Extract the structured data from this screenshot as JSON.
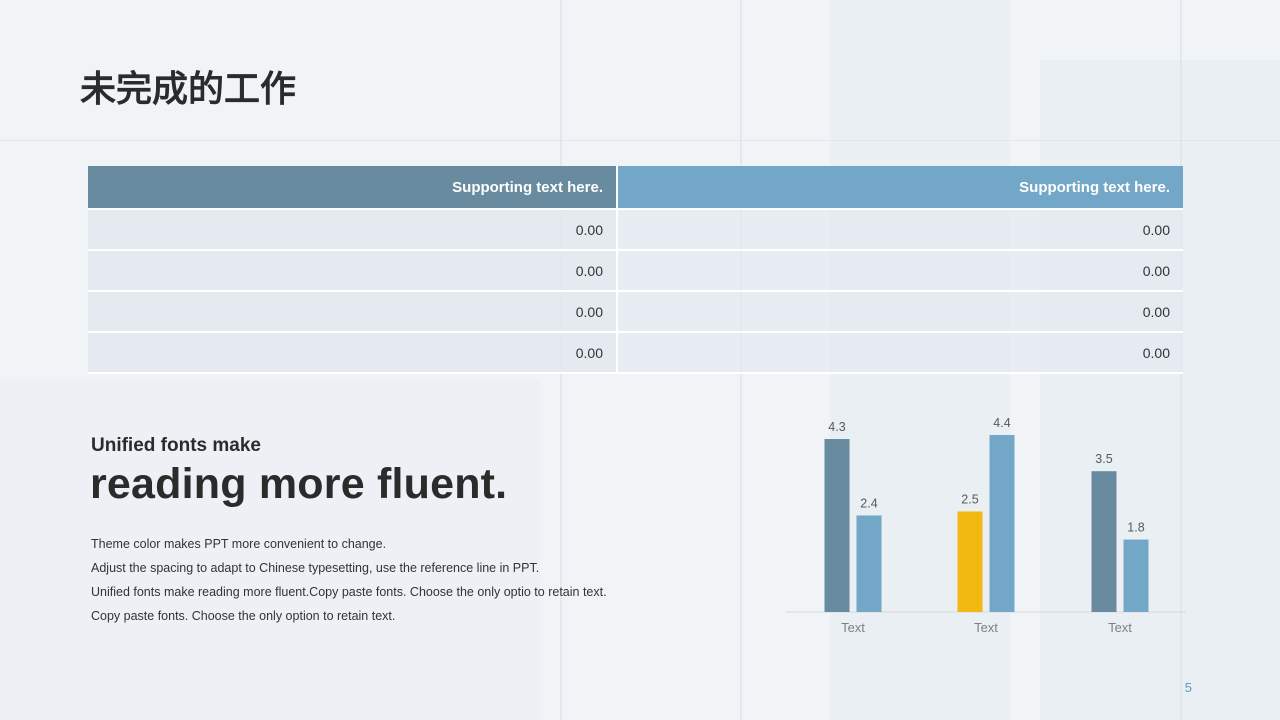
{
  "title": "未完成的工作",
  "table": {
    "headers": [
      "Supporting text here.",
      "Supporting text here."
    ],
    "rows": [
      [
        "0.00",
        "0.00"
      ],
      [
        "0.00",
        "0.00"
      ],
      [
        "0.00",
        "0.00"
      ],
      [
        "0.00",
        "0.00"
      ]
    ]
  },
  "text_block": {
    "subheading": "Unified fonts make",
    "heading": "reading more fluent.",
    "lines": [
      "Theme color makes PPT more convenient  to change.",
      "Adjust  the spacing  to adapt to Chinese  typesetting,  use the reference line  in  PPT.",
      "Unified  fonts make reading more fluent.Copy paste fonts. Choose the only optio to retain text.",
      "Copy paste  fonts. Choose the only option to retain text."
    ]
  },
  "chart_data": {
    "type": "bar",
    "categories": [
      "Text",
      "Text",
      "Text"
    ],
    "series": [
      {
        "values": [
          4.3,
          2.5,
          3.5
        ]
      },
      {
        "values": [
          2.4,
          4.4,
          1.8
        ]
      }
    ],
    "value_labels": [
      [
        "4.3",
        "2.5",
        "3.5"
      ],
      [
        "2.4",
        "4.4",
        "1.8"
      ]
    ],
    "bar_colors": [
      [
        "#688b9f",
        "#f2b912",
        "#688b9f"
      ],
      [
        "#72a7c7",
        "#72a7c7",
        "#72a7c7"
      ]
    ],
    "ylim": [
      0,
      4.4
    ],
    "grid": false,
    "legend": "none"
  },
  "page_number": "5"
}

********

WRITTEN PROBLEM:
The answer should be a single number: the count of lines in the data that include the string "Copy".

ANSWER TO THE PROBLEM:
2